-- start of Material for the task --
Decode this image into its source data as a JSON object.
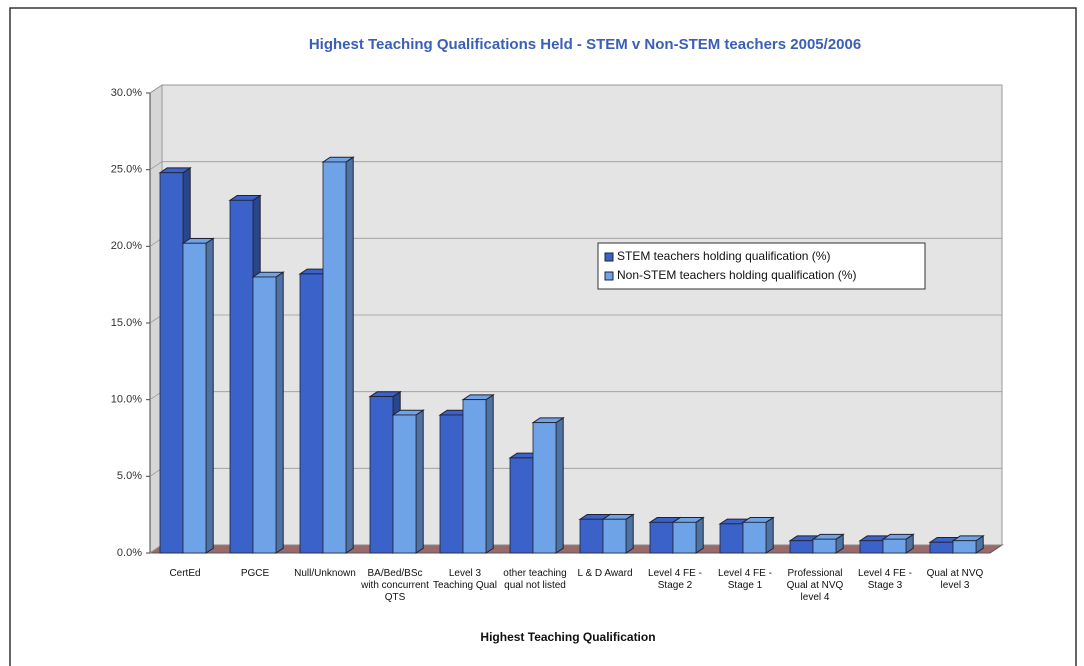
{
  "chart_data": {
    "type": "bar3d",
    "title": "Highest Teaching Qualifications Held - STEM v Non-STEM teachers 2005/2006",
    "x_label": "Highest Teaching Qualification",
    "categories": [
      "CertEd",
      "PGCE",
      "Null/Unknown",
      "BA/Bed/BSc with concurrent QTS",
      "Level 3 Teaching Qual",
      "other teaching qual not listed",
      "L & D Award",
      "Level 4 FE - Stage 2",
      "Level 4 FE - Stage 1",
      "Professional Qual at NVQ level 4",
      "Level 4 FE - Stage 3",
      "Qual at NVQ level 3"
    ],
    "series": [
      {
        "name": "STEM teachers holding qualification (%)",
        "color": "#3a62c8",
        "values": [
          24.8,
          23.0,
          18.2,
          10.2,
          9.0,
          6.2,
          2.2,
          2.0,
          1.9,
          0.8,
          0.8,
          0.7
        ]
      },
      {
        "name": "Non-STEM teachers holding qualification (%)",
        "color": "#6fa3e8",
        "values": [
          20.2,
          18.0,
          25.5,
          9.0,
          10.0,
          8.5,
          2.2,
          2.0,
          2.0,
          0.9,
          0.9,
          0.8
        ]
      }
    ],
    "ylim": [
      0,
      30
    ],
    "yticks": [
      {
        "value": 0,
        "label": "0.0%"
      },
      {
        "value": 5,
        "label": "5.0%"
      },
      {
        "value": 10,
        "label": "10.0%"
      },
      {
        "value": 15,
        "label": "15.0%"
      },
      {
        "value": 20,
        "label": "20.0%"
      },
      {
        "value": 25,
        "label": "25.0%"
      },
      {
        "value": 30,
        "label": "30.0%"
      }
    ],
    "grid": true
  }
}
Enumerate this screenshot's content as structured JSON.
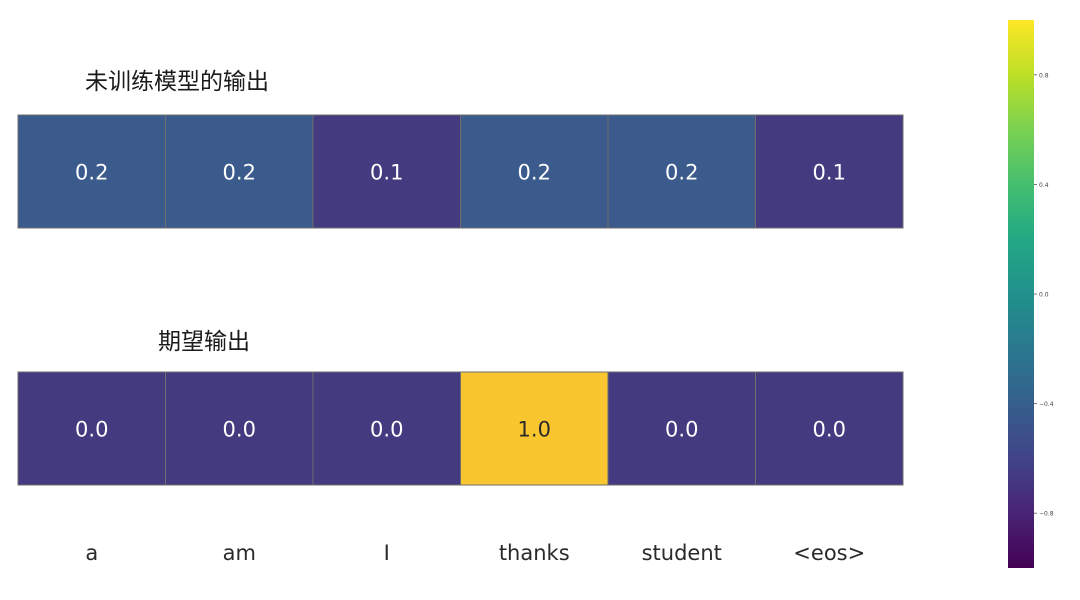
{
  "chart_data": {
    "type": "heatmap",
    "categories": [
      "a",
      "am",
      "I",
      "thanks",
      "student",
      "<eos>"
    ],
    "rows": [
      {
        "label": "未训练模型的输出",
        "values": [
          0.2,
          0.2,
          0.1,
          0.2,
          0.2,
          0.1
        ],
        "cell_labels": [
          "0.2",
          "0.2",
          "0.1",
          "0.2",
          "0.2",
          "0.1"
        ]
      },
      {
        "label": "期望输出",
        "values": [
          0.0,
          0.0,
          0.0,
          1.0,
          0.0,
          0.0
        ],
        "cell_labels": [
          "0.0",
          "0.0",
          "0.0",
          "1.0",
          "0.0",
          "0.0"
        ]
      }
    ],
    "colorbar": {
      "colormap": "viridis",
      "range": [
        -1,
        1
      ],
      "ticks": [
        0.8,
        0.4,
        0.0,
        -0.4,
        -0.8
      ],
      "tick_labels": [
        "0.8",
        "0.4",
        "0.0",
        "−0.4",
        "−0.8"
      ]
    },
    "colors": {
      "cell_0.2": "#3b5b8c",
      "cell_0.1": "#433a7f",
      "cell_0.0": "#443a80",
      "cell_1.0": "#fac62f",
      "cell_border": "#6e6e6e",
      "cell_text_dark_bg": "#ffffff",
      "cell_text_light_bg": "#2a2a2a"
    }
  }
}
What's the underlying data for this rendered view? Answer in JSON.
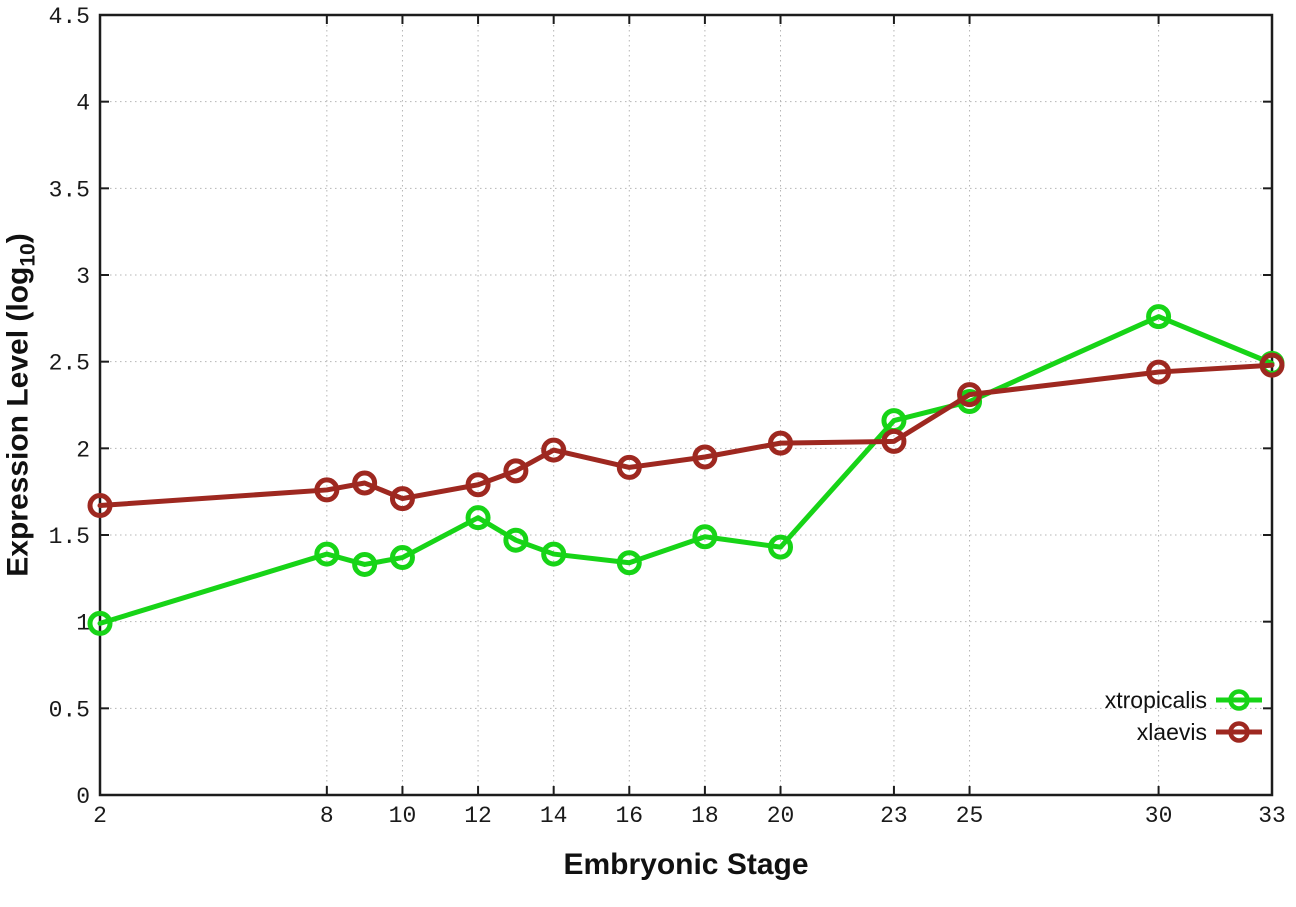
{
  "chart_data": {
    "type": "line",
    "title": "",
    "xlabel": "Embryonic Stage",
    "ylabel": {
      "pre": "Expression Level (log",
      "sub": "10",
      "post": ")"
    },
    "xlim": [
      2,
      33
    ],
    "ylim": [
      0,
      4.5
    ],
    "grid": "dotted",
    "legend_position": "inside-bottom-right",
    "x_tick_values": [
      2,
      8,
      10,
      12,
      14,
      16,
      18,
      20,
      23,
      25,
      30,
      33
    ],
    "x_tick_labels": [
      "2",
      "8",
      "10",
      "12",
      "14",
      "16",
      "18",
      "20",
      "23",
      "25",
      "30",
      "33"
    ],
    "y_tick_values": [
      0,
      0.5,
      1,
      1.5,
      2,
      2.5,
      3,
      3.5,
      4,
      4.5
    ],
    "y_tick_labels": [
      "0",
      "0.5",
      "1",
      "1.5",
      "2",
      "2.5",
      "3",
      "3.5",
      "4",
      "4.5"
    ],
    "x": [
      2,
      8,
      9,
      10,
      12,
      13,
      14,
      16,
      18,
      20,
      23,
      25,
      30,
      33
    ],
    "series": [
      {
        "name": "xtropicalis",
        "color": "#17d417",
        "marker": "open-circle",
        "values": [
          0.99,
          1.39,
          1.33,
          1.37,
          1.6,
          1.47,
          1.39,
          1.34,
          1.49,
          1.43,
          2.16,
          2.27,
          2.76,
          2.49
        ]
      },
      {
        "name": "xlaevis",
        "color": "#9e2820",
        "marker": "open-circle",
        "values": [
          1.67,
          1.76,
          1.8,
          1.71,
          1.79,
          1.87,
          1.99,
          1.89,
          1.95,
          2.03,
          2.04,
          2.31,
          2.44,
          2.48
        ]
      }
    ]
  },
  "styles": {
    "background": "#ffffff",
    "axis_color": "#1c1c1c",
    "grid_color": "#b5b5b5",
    "tick_text_color": "#1a1a1a"
  }
}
-- end of Material for the task --
Using the entries above, return each line in which the word "Highest" occurs.

    "title": "Highest Teaching Qualifications Held - STEM v Non-STEM teachers 2005/2006",
    "x_label": "Highest Teaching Qualification",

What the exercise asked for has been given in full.